** start Given records **

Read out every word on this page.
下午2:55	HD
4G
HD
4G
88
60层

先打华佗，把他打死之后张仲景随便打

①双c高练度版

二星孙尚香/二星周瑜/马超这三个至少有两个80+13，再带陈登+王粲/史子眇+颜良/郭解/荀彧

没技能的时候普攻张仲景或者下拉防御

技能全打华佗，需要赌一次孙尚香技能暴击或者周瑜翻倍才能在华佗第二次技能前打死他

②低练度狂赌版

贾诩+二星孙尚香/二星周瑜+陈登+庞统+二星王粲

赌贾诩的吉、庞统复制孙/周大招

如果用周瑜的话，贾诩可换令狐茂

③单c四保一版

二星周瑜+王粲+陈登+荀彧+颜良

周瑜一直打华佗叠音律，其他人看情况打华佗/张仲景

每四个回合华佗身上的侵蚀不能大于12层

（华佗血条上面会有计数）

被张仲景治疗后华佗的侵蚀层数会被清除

** end Given records **

__What to do__
Please quote every record above exactly as it appears.

__Final result__
Read out every word on this page.
下午2:55	HD
4G
HD
4G
88
60层

先打华佗，把他打死之后张仲景随便打

①双c高练度版

二星孙尚香/二星周瑜/马超这三个至少有两个80+13，再带陈登+王粲/史子眇+颜良/郭解/荀彧

没技能的时候普攻张仲景或者下拉防御

技能全打华佗，需要赌一次孙尚香技能暴击或者周瑜翻倍才能在华佗第二次技能前打死他

②低练度狂赌版

贾诩+二星孙尚香/二星周瑜+陈登+庞统+二星王粲

赌贾诩的吉、庞统复制孙/周大招

如果用周瑜的话，贾诩可换令狐茂

③单c四保一版

二星周瑜+王粲+陈登+荀彧+颜良

周瑜一直打华佗叠音律，其他人看情况打华佗/张仲景

每四个回合华佗身上的侵蚀不能大于12层

（华佗血条上面会有计数）

被张仲景治疗后华佗的侵蚀层数会被清除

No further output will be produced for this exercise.